— START Data supplied —

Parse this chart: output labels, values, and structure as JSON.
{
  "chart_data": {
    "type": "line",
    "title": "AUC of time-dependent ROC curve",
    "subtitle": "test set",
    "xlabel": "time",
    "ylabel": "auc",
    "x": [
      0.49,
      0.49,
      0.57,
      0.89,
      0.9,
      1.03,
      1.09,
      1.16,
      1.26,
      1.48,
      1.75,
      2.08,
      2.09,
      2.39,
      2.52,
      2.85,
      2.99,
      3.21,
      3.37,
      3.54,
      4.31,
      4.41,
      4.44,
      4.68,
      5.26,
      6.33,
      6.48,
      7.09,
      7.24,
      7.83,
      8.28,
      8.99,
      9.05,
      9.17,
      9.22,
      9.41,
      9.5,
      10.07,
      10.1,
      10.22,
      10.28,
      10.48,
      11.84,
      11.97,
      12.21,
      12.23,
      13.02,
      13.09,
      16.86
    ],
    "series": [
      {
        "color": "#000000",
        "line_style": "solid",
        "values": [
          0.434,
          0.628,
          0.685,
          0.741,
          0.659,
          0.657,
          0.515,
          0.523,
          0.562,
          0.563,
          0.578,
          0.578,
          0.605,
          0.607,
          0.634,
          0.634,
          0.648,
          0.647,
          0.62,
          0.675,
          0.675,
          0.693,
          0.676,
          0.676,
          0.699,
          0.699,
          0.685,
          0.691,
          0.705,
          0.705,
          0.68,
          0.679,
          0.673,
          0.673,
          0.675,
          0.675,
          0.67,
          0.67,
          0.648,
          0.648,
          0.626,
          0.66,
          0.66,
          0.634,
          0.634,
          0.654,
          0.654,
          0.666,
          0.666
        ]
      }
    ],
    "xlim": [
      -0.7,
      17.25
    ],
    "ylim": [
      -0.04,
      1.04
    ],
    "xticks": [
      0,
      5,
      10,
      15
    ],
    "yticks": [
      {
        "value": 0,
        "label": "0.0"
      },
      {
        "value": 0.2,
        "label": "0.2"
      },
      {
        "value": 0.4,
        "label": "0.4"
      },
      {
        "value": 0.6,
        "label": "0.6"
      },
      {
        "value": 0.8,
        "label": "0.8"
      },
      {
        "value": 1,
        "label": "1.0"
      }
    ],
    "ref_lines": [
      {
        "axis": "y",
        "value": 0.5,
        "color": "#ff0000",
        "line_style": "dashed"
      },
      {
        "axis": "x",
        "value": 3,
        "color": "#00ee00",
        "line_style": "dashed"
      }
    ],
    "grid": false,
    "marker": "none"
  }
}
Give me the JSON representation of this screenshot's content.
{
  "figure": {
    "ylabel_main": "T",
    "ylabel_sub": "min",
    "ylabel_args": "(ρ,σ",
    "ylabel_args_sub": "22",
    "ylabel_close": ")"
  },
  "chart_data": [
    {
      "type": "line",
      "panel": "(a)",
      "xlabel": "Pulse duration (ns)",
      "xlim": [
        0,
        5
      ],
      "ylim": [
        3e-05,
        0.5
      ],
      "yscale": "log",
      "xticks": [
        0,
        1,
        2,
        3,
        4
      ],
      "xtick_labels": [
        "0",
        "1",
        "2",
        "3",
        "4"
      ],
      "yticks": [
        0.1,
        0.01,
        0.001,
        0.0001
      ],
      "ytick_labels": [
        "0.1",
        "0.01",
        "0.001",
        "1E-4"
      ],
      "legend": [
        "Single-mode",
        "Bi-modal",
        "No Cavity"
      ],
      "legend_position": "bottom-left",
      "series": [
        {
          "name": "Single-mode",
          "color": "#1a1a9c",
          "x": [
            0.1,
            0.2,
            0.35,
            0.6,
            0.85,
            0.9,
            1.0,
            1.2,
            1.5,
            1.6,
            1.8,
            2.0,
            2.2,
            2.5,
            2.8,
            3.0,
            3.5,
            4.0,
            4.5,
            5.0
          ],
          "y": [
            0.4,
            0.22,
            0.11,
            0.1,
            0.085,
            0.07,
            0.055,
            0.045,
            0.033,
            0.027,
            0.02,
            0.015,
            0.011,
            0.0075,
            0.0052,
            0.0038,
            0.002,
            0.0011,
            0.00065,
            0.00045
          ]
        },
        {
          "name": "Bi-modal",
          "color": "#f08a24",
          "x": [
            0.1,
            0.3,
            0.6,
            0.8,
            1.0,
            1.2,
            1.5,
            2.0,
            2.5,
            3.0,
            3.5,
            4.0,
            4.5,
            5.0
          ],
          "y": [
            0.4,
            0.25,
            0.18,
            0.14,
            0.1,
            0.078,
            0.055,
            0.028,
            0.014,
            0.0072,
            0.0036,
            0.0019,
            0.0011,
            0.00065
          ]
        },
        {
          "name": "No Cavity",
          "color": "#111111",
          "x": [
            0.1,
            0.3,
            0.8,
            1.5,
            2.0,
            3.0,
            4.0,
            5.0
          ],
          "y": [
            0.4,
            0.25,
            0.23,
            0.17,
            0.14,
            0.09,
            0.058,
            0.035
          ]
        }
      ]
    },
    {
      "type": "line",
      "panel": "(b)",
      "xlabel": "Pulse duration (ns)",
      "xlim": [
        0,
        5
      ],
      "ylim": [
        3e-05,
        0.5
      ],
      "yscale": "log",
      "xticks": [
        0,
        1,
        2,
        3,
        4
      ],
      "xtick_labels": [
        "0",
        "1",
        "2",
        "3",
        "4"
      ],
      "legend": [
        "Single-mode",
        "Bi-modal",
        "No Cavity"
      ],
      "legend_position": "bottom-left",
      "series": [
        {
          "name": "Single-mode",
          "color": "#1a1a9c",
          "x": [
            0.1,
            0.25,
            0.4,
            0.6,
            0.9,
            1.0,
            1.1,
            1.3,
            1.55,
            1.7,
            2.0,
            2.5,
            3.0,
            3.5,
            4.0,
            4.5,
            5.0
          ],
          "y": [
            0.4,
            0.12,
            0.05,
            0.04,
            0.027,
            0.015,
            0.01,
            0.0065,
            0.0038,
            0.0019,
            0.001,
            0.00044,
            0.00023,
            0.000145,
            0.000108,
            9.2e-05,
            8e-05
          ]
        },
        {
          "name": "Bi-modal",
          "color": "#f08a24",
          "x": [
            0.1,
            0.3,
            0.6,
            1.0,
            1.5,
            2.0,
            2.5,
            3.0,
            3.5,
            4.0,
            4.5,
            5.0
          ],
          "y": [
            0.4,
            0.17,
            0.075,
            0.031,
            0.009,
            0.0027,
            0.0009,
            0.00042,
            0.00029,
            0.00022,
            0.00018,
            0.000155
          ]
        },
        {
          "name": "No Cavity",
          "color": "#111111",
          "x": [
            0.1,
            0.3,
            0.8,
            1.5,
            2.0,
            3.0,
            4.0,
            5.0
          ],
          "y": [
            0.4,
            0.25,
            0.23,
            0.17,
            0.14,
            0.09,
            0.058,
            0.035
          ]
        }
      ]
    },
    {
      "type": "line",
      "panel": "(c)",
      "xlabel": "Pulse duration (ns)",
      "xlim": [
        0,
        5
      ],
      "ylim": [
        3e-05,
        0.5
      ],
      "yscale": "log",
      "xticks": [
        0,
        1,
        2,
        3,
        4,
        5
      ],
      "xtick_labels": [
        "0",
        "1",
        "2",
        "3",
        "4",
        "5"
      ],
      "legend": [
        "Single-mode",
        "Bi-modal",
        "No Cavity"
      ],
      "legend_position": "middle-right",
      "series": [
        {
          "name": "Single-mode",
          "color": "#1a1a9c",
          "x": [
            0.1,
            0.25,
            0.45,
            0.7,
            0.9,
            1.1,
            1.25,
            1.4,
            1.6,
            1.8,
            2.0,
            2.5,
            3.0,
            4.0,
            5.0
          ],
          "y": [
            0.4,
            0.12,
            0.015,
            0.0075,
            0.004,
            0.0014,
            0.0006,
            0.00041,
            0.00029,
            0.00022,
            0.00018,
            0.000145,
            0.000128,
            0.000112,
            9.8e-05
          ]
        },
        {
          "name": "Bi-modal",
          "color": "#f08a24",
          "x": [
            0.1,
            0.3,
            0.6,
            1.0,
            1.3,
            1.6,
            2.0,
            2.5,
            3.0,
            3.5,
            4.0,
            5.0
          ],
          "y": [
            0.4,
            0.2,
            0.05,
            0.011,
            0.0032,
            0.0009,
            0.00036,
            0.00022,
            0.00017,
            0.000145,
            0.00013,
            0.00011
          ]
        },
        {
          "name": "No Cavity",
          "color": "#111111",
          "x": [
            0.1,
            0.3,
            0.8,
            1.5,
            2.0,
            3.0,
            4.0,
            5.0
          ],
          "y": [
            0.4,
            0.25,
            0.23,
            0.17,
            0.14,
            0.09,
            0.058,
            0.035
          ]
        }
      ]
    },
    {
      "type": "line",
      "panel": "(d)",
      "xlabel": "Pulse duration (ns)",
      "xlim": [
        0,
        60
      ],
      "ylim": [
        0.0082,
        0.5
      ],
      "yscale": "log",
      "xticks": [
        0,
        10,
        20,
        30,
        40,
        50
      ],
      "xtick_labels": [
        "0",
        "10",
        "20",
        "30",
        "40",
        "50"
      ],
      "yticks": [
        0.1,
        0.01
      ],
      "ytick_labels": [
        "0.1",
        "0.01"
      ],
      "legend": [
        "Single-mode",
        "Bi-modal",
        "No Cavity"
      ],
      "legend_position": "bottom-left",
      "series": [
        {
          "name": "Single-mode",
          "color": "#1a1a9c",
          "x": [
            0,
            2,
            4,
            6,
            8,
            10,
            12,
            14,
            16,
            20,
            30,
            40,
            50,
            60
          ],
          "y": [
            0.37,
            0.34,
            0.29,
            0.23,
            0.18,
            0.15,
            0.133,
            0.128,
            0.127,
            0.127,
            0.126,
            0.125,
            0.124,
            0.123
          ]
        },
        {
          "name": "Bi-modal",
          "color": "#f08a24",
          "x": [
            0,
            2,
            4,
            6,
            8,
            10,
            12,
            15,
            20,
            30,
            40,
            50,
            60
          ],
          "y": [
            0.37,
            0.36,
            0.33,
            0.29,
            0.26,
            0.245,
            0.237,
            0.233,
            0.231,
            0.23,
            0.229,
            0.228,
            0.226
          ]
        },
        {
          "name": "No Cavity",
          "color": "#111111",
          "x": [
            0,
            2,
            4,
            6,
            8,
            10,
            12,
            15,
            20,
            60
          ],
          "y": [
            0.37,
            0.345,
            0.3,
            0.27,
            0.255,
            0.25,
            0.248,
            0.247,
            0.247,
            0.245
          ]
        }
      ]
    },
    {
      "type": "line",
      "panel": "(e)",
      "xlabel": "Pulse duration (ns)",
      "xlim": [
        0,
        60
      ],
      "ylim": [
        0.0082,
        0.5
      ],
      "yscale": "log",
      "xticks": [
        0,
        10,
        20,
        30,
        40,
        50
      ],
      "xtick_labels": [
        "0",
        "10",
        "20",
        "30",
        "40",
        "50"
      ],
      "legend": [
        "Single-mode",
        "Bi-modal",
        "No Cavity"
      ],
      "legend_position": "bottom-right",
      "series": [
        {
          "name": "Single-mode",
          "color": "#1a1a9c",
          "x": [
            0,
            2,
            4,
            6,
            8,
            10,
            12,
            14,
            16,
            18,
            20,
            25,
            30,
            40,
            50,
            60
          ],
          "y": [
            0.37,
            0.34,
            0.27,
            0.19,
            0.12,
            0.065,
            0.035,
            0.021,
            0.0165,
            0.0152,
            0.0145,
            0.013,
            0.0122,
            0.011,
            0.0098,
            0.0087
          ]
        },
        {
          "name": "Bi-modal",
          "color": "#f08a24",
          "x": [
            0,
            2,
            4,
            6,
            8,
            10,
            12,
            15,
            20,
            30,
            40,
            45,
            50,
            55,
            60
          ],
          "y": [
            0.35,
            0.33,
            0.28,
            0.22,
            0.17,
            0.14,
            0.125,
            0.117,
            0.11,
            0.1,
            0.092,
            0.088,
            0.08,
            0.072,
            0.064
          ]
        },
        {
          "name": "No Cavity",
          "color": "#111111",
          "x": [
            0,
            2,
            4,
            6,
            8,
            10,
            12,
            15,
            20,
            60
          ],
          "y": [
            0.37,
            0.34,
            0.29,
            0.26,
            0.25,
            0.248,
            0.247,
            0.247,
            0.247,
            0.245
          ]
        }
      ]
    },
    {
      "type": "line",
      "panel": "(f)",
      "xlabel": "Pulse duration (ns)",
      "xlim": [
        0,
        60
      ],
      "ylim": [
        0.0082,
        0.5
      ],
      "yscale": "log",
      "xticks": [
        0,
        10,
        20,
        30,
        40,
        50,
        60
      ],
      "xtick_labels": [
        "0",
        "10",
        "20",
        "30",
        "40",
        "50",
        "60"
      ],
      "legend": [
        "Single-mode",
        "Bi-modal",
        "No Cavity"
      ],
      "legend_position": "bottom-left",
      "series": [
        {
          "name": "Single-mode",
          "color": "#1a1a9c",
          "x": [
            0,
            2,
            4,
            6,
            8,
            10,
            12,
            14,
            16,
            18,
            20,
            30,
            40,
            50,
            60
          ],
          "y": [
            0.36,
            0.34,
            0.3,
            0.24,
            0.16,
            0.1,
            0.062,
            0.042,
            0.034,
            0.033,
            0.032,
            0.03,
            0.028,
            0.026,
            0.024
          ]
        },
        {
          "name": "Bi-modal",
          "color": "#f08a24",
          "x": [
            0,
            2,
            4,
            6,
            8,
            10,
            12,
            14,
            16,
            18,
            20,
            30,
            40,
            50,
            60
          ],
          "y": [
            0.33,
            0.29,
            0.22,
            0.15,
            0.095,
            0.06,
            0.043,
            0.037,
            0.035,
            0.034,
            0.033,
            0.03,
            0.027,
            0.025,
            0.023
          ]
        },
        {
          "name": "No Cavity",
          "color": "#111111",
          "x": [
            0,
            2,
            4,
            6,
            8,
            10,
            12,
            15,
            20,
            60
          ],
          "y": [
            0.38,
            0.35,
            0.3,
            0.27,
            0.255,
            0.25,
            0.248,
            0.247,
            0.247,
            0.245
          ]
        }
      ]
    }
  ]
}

— END Data supplied —

> Task requirements
Note how many lines in the listing above hold the string "values", then give only that figure.

> Reply to the exercise
2